§ **Region annotation entries**
>>>>

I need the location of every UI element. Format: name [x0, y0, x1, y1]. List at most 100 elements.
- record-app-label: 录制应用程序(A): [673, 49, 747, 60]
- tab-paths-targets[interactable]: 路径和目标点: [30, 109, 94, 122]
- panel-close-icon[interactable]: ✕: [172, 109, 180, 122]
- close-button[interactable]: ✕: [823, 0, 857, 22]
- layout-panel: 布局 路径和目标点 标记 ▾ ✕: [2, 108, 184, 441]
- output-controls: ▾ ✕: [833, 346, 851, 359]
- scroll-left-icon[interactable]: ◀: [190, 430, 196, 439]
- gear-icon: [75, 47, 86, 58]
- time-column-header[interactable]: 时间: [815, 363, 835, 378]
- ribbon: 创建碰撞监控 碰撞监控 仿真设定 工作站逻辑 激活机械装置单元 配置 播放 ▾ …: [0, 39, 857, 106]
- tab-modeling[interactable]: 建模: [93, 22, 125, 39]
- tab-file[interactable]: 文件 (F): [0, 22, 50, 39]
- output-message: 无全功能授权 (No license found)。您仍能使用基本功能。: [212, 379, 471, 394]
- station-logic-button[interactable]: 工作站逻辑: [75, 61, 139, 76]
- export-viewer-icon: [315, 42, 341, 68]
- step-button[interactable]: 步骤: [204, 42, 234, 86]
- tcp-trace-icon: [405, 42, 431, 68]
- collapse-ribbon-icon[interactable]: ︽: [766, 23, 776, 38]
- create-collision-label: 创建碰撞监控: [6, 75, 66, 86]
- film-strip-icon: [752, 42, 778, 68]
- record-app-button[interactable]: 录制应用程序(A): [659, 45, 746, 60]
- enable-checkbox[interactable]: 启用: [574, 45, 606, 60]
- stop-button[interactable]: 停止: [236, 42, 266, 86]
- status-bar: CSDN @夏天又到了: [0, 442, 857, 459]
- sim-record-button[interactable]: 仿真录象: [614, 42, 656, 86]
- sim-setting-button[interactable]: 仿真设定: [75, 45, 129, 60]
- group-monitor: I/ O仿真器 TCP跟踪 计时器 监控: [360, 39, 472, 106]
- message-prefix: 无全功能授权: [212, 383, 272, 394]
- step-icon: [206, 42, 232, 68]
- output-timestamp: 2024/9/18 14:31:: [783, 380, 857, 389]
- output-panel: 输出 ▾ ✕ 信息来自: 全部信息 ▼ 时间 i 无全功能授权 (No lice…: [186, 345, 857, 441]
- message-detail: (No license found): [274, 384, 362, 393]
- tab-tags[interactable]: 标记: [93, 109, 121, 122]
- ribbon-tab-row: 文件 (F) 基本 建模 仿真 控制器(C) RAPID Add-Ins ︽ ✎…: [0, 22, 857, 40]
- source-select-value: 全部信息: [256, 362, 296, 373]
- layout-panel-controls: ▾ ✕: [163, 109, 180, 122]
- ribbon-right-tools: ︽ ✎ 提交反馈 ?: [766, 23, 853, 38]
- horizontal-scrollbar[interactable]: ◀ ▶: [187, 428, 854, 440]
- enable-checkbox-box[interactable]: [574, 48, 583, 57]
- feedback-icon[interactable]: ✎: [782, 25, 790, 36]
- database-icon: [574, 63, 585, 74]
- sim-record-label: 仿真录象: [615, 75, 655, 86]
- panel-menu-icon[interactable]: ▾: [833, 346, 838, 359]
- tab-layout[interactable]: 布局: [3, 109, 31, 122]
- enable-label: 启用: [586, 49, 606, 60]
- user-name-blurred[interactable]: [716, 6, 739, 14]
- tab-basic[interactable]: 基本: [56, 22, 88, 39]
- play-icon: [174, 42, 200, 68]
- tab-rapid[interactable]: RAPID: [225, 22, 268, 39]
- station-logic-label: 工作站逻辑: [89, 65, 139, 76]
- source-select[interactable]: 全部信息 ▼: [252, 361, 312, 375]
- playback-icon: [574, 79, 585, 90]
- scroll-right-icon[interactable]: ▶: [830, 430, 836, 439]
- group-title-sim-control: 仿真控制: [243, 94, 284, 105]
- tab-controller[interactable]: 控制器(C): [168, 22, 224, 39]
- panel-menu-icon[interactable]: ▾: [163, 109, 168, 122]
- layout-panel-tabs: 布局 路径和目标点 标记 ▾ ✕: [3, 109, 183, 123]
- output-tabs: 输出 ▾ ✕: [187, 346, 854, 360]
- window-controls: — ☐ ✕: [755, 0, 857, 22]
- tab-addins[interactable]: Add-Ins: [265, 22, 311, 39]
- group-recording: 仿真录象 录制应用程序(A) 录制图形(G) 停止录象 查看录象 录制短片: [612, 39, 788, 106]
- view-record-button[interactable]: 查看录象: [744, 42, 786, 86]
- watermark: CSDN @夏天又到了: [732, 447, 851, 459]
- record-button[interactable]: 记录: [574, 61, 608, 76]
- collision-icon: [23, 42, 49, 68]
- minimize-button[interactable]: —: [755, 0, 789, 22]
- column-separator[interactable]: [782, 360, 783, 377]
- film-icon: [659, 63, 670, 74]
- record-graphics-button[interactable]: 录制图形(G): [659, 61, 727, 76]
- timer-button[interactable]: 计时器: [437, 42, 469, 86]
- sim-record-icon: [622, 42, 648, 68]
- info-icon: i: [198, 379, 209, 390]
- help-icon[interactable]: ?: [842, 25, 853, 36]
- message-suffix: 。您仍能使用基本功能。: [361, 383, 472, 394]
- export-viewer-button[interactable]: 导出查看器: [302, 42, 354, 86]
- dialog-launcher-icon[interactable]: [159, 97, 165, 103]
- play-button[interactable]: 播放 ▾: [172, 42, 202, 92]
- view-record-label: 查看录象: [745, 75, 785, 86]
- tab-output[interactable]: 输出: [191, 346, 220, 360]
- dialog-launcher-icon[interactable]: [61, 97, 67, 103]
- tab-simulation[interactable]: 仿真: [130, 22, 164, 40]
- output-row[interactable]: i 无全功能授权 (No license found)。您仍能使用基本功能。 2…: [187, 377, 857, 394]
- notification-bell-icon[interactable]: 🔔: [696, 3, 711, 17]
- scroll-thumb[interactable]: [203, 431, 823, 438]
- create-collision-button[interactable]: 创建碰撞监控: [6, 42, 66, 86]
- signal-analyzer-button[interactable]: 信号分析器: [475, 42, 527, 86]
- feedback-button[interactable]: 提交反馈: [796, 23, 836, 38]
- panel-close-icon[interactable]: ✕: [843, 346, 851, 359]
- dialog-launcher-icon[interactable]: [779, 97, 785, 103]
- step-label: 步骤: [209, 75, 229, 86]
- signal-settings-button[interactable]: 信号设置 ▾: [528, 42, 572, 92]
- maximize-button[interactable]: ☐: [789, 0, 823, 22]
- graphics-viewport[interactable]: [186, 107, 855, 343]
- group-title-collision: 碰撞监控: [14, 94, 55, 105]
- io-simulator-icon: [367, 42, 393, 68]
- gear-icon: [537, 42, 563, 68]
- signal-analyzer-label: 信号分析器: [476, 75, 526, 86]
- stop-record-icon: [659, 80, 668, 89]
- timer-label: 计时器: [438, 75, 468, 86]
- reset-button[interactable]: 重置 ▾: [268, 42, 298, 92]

<<<<

§ **PROBLEM REQUIREMENTS**
Copy everything from the start of the entries down to the line containing "- panel-close-icon[interactable]: ✕: [172, 109, 180, 122]", with both ends included.

§ **RESPONSE TO THE TASK**
I need the location of every UI element. Format: name [x0, y0, x1, y1]. List at most 100 elements.
- record-app-label: 录制应用程序(A): [673, 49, 747, 60]
- tab-paths-targets[interactable]: 路径和目标点: [30, 109, 94, 122]
- panel-close-icon[interactable]: ✕: [172, 109, 180, 122]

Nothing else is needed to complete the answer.